▸ EXERCISE AIM:
Work out how many lines of the listing hold "Freon", then state only that count.

----- DATA EXTRACT

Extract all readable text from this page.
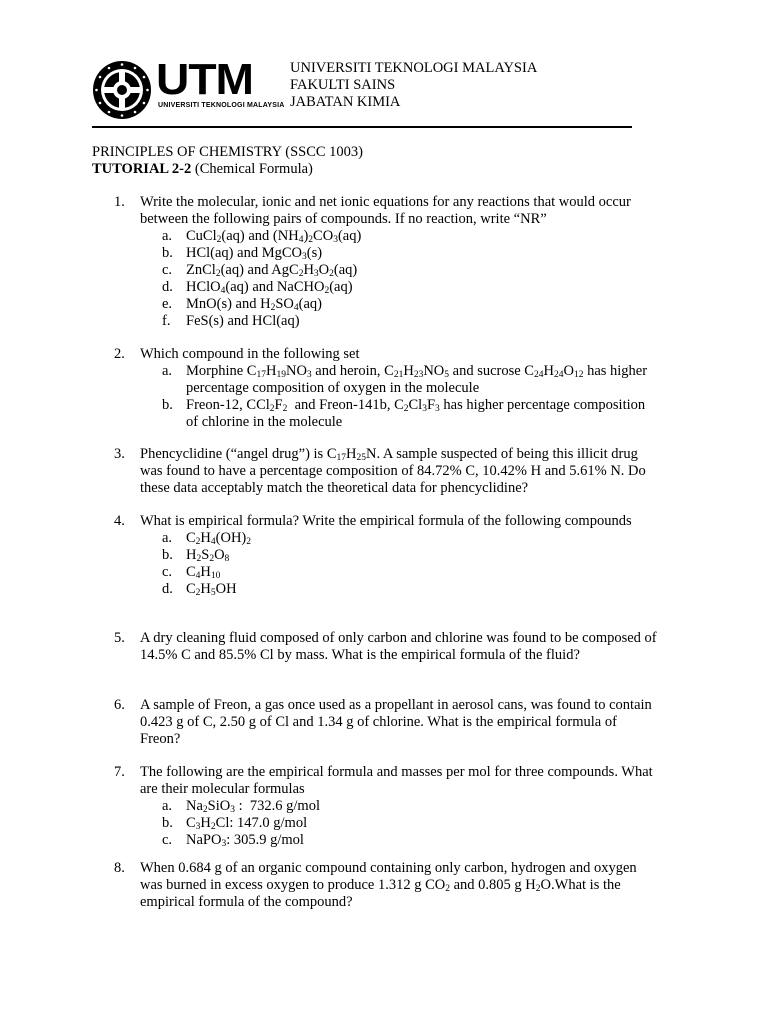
UTM
UNIVERSITI TEKNOLOGI MALAYSIA
UNIVERSITI TEKNOLOGI MALAYSIA
FAKULTI SAINS
JABATAN KIMIA
PRINCIPLES OF CHEMISTRY (SSCC 1003)
TUTORIAL 2-2 (Chemical Formula)
1. Write the molecular, ionic and net ionic equations for any reactions that would occur between the following pairs of compounds. If no reaction, write “NR”
a. CuCl$_2$(aq) and $(NH_4)_2CO_3(aq)$
b. HCl(aq) and MgCO$_3$(s)
c. ZnCl$_2$(aq) and $AgC_2H_3O_2(aq)$
d. HClO$_4$(aq) and NaCHO$_2$(aq)
e. MnO(s) and $H_2SO_4(aq)$
f. FeS(s) and HCl(aq)
2. Which compound in the following set
a. Morphine $C_{17}H_{19}NO_3$ and heroin, $C_{21}H_{23}NO_5$ and sucrose $C_{24}H_{24}O_{12}$ has higher percentage composition of oxygen in the molecule
b. Freon-12, $CCl_2F_2$  and Freon-141b, $C_2Cl_3F_3$ has higher percentage composition of chlorine in the molecule
3. Phencyclidine (“angel drug”) is $C_{17}H_{25}N$. A sample suspected of being this illicit drug was found to have a percentage composition of 84.72% C, 10.42% H and 5.61% N. Do these data acceptably match the theoretical data for phencyclidine?
4. What is empirical formula? Write the empirical formula of the following compounds
a. $C_2H_4(OH)_2$
b. $H_2S_2O_8$
c. $C_4H_{10}$
d. $C_2H_5OH$
5. A dry cleaning fluid composed of only carbon and chlorine was found to be composed of 14.5% C and 85.5% Cl by mass. What is the empirical formula of the fluid?
6. A sample of Freon, a gas once used as a propellant in aerosol cans, was found to contain 0.423 g of C, 2.50 g of Cl and 1.34 g of chlorine. What is the empirical formula of Freon?
7. The following are the empirical formula and masses per mol for three compounds. What are their molecular formulas
a. $Na_2SiO_3$ :  732.6 g/mol
b. $C_3H_2Cl$: 147.0 g/mol
c. NaPO$_3$: 305.9 g/mol
8. When 0.684 g of an organic compound containing only carbon, hydrogen and oxygen was burned in excess oxygen to produce 1.312 g $CO_2$ and 0.805 g $H_2O.What$ is the empirical formula of the compound?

----------

▸ RESPONSE TO THE TASK:
2